-- Task directions --
Here are some entries; quote each one exactly.

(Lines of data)

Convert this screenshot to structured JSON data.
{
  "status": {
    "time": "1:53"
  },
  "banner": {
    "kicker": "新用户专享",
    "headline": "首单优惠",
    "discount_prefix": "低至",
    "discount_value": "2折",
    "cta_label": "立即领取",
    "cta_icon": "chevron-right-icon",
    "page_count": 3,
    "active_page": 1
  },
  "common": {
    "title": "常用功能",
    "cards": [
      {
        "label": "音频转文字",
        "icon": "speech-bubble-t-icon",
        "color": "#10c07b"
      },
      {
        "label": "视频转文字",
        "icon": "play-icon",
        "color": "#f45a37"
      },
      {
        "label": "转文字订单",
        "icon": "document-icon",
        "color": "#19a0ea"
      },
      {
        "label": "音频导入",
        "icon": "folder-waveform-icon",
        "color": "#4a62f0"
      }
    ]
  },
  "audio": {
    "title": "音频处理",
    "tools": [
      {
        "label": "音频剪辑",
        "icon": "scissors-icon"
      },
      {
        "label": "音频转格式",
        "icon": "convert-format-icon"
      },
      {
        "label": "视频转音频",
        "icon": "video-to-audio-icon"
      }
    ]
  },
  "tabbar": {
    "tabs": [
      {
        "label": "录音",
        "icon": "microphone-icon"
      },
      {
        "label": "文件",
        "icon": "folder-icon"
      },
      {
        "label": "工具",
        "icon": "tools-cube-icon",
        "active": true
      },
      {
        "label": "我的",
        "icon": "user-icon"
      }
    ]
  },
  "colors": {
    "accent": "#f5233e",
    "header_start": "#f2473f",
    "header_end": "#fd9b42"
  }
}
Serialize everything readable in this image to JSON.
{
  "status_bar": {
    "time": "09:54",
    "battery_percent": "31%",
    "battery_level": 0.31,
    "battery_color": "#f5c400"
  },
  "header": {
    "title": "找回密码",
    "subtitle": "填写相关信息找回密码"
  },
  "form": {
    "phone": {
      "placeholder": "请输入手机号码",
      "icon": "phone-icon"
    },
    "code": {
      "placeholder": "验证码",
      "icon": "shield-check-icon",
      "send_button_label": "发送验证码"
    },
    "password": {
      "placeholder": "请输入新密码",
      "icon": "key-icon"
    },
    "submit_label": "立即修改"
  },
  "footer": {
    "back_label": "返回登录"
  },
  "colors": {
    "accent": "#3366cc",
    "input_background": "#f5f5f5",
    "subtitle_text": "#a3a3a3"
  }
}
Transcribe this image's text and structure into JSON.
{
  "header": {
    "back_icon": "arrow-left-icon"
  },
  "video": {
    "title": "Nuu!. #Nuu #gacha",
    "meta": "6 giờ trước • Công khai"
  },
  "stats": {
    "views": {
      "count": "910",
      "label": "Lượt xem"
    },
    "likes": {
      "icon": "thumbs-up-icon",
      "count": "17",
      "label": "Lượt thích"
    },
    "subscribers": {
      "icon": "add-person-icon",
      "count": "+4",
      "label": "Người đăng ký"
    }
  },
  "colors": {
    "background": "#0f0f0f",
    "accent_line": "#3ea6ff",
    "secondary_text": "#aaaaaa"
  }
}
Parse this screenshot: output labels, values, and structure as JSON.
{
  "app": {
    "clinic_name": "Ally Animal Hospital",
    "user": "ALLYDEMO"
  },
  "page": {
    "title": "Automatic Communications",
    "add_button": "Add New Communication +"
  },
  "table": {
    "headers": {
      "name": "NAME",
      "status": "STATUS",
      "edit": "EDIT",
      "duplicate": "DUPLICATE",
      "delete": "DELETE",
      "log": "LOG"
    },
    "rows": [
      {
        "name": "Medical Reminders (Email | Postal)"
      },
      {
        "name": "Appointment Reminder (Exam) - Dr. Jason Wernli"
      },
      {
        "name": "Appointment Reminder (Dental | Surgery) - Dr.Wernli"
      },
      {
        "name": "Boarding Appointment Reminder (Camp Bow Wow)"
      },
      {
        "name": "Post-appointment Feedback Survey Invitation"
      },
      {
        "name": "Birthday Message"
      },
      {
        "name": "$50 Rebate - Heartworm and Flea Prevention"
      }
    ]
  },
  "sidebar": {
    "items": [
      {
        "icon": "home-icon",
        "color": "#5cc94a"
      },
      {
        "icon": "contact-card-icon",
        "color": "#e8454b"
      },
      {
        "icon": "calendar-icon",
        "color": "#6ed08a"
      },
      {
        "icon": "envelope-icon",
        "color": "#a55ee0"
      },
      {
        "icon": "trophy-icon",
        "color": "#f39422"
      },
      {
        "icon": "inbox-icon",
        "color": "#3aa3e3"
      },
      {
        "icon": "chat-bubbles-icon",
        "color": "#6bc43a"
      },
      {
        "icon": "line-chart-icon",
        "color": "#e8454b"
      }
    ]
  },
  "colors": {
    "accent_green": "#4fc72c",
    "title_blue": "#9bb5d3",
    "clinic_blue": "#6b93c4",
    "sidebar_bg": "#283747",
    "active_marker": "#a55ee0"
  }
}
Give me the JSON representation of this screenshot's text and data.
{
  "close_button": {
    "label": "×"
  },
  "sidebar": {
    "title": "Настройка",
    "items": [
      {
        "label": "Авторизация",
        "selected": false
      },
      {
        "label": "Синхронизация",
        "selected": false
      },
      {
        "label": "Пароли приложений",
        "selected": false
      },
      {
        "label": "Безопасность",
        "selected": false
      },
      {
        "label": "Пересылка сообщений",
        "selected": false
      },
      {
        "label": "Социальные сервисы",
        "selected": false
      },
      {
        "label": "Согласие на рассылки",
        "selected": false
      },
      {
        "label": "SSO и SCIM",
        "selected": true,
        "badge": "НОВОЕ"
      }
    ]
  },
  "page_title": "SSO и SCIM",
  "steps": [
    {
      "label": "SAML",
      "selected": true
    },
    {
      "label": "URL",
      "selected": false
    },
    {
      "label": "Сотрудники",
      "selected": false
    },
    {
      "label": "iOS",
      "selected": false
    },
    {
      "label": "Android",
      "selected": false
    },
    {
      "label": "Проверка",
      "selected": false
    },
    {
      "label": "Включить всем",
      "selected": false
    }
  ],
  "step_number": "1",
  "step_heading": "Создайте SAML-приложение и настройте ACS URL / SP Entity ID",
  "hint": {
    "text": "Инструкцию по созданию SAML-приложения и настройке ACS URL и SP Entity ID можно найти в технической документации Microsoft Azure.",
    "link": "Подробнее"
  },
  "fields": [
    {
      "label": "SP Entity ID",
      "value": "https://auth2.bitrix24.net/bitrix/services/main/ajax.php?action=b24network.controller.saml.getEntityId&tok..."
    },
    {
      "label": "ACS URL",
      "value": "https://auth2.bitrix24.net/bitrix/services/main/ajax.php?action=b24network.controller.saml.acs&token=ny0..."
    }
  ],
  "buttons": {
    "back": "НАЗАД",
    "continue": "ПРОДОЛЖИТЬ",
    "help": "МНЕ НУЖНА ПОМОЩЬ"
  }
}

-- Written answer --
Convert this screenshot to structured JSON data.
{
  "status": {
    "time": "1:53"
  },
  "banner": {
    "kicker": "新用户专享",
    "headline": "首单优惠",
    "discount_prefix": "低至",
    "discount_value": "2折",
    "cta_label": "立即领取",
    "cta_icon": "chevron-right-icon",
    "page_count": 3,
    "active_page": 1
  },
  "common": {
    "title": "常用功能",
    "cards": [
      {
        "label": "音频转文字",
        "icon": "speech-bubble-t-icon",
        "color": "#10c07b"
      },
      {
        "label": "视频转文字",
        "icon": "play-icon",
        "color": "#f45a37"
      },
      {
        "label": "转文字订单",
        "icon": "document-icon",
        "color": "#19a0ea"
      },
      {
        "label": "音频导入",
        "icon": "folder-waveform-icon",
        "color": "#4a62f0"
      }
    ]
  },
  "audio": {
    "title": "音频处理",
    "tools": [
      {
        "label": "音频剪辑",
        "icon": "scissors-icon"
      },
      {
        "label": "音频转格式",
        "icon": "convert-format-icon"
      },
      {
        "label": "视频转音频",
        "icon": "video-to-audio-icon"
      }
    ]
  },
  "tabbar": {
    "tabs": [
      {
        "label": "录音",
        "icon": "microphone-icon"
      },
      {
        "label": "文件",
        "icon": "folder-icon"
      },
      {
        "label": "工具",
        "icon": "tools-cube-icon",
        "active": true
      },
      {
        "label": "我的",
        "icon": "user-icon"
      }
    ]
  },
  "colors": {
    "accent": "#f5233e",
    "header_start": "#f2473f",
    "header_end": "#fd9b42"
  }
}
Serialize everything readable in this image to JSON.
{
  "status_bar": {
    "time": "09:54",
    "battery_percent": "31%",
    "battery_level": 0.31,
    "battery_color": "#f5c400"
  },
  "header": {
    "title": "找回密码",
    "subtitle": "填写相关信息找回密码"
  },
  "form": {
    "phone": {
      "placeholder": "请输入手机号码",
      "icon": "phone-icon"
    },
    "code": {
      "placeholder": "验证码",
      "icon": "shield-check-icon",
      "send_button_label": "发送验证码"
    },
    "password": {
      "placeholder": "请输入新密码",
      "icon": "key-icon"
    },
    "submit_label": "立即修改"
  },
  "footer": {
    "back_label": "返回登录"
  },
  "colors": {
    "accent": "#3366cc",
    "input_background": "#f5f5f5",
    "subtitle_text": "#a3a3a3"
  }
}
Transcribe this image's text and structure into JSON.
{
  "header": {
    "back_icon": "arrow-left-icon"
  },
  "video": {
    "title": "Nuu!. #Nuu #gacha",
    "meta": "6 giờ trước • Công khai"
  },
  "stats": {
    "views": {
      "count": "910",
      "label": "Lượt xem"
    },
    "likes": {
      "icon": "thumbs-up-icon",
      "count": "17",
      "label": "Lượt thích"
    },
    "subscribers": {
      "icon": "add-person-icon",
      "count": "+4",
      "label": "Người đăng ký"
    }
  },
  "colors": {
    "background": "#0f0f0f",
    "accent_line": "#3ea6ff",
    "secondary_text": "#aaaaaa"
  }
}
Parse this screenshot: output labels, values, and structure as JSON.
{
  "app": {
    "clinic_name": "Ally Animal Hospital",
    "user": "ALLYDEMO"
  },
  "page": {
    "title": "Automatic Communications",
    "add_button": "Add New Communication +"
  },
  "table": {
    "headers": {
      "name": "NAME",
      "status": "STATUS",
      "edit": "EDIT",
      "duplicate": "DUPLICATE",
      "delete": "DELETE",
      "log": "LOG"
    },
    "rows": [
      {
        "name": "Medical Reminders (Email | Postal)"
      },
      {
        "name": "Appointment Reminder (Exam) - Dr. Jason Wernli"
      },
      {
        "name": "Appointment Reminder (Dental | Surgery) - Dr.Wernli"
      },
      {
        "name": "Boarding Appointment Reminder (Camp Bow Wow)"
      },
      {
        "name": "Post-appointment Feedback Survey Invitation"
      },
      {
        "name": "Birthday Message"
      },
      {
        "name": "$50 Rebate - Heartworm and Flea Prevention"
      }
    ]
  },
  "sidebar": {
    "items": [
      {
        "icon": "home-icon",
        "color": "#5cc94a"
      },
      {
        "icon": "contact-card-icon",
        "color": "#e8454b"
      },
      {
        "icon": "calendar-icon",
        "color": "#6ed08a"
      },
      {
        "icon": "envelope-icon",
        "color": "#a55ee0"
      },
      {
        "icon": "trophy-icon",
        "color": "#f39422"
      },
      {
        "icon": "inbox-icon",
        "color": "#3aa3e3"
      },
      {
        "icon": "chat-bubbles-icon",
        "color": "#6bc43a"
      },
      {
        "icon": "line-chart-icon",
        "color": "#e8454b"
      }
    ]
  },
  "colors": {
    "accent_green": "#4fc72c",
    "title_blue": "#9bb5d3",
    "clinic_blue": "#6b93c4",
    "sidebar_bg": "#283747",
    "active_marker": "#a55ee0"
  }
}
Give me the JSON representation of this screenshot's text and data.
{
  "close_button": {
    "label": "×"
  },
  "sidebar": {
    "title": "Настройка",
    "items": [
      {
        "label": "Авторизация",
        "selected": false
      },
      {
        "label": "Синхронизация",
        "selected": false
      },
      {
        "label": "Пароли приложений",
        "selected": false
      },
      {
        "label": "Безопасность",
        "selected": false
      },
      {
        "label": "Пересылка сообщений",
        "selected": false
      },
      {
        "label": "Социальные сервисы",
        "selected": false
      },
      {
        "label": "Согласие на рассылки",
        "selected": false
      },
      {
        "label": "SSO и SCIM",
        "selected": true,
        "badge": "НОВОЕ"
      }
    ]
  },
  "page_title": "SSO и SCIM",
  "steps": [
    {
      "label": "SAML",
      "selected": true
    },
    {
      "label": "URL",
      "selected": false
    },
    {
      "label": "Сотрудники",
      "selected": false
    },
    {
      "label": "iOS",
      "selected": false
    },
    {
      "label": "Android",
      "selected": false
    },
    {
      "label": "Проверка",
      "selected": false
    },
    {
      "label": "Включить всем",
      "selected": false
    }
  ],
  "step_number": "1",
  "step_heading": "Создайте SAML-приложение и настройте ACS URL / SP Entity ID",
  "hint": {
    "text": "Инструкцию по созданию SAML-приложения и настройке ACS URL и SP Entity ID можно найти в технической документации Microsoft Azure.",
    "link": "Подробнее"
  },
  "fields": [
    {
      "label": "SP Entity ID",
      "value": "https://auth2.bitrix24.net/bitrix/services/main/ajax.php?action=b24network.controller.saml.getEntityId&tok..."
    },
    {
      "label": "ACS URL",
      "value": "https://auth2.bitrix24.net/bitrix/services/main/ajax.php?action=b24network.controller.saml.acs&token=ny0..."
    }
  ],
  "buttons": {
    "back": "НАЗАД",
    "continue": "ПРОДОЛЖИТЬ",
    "help": "МНЕ НУЖНА ПОМОЩЬ"
  }
}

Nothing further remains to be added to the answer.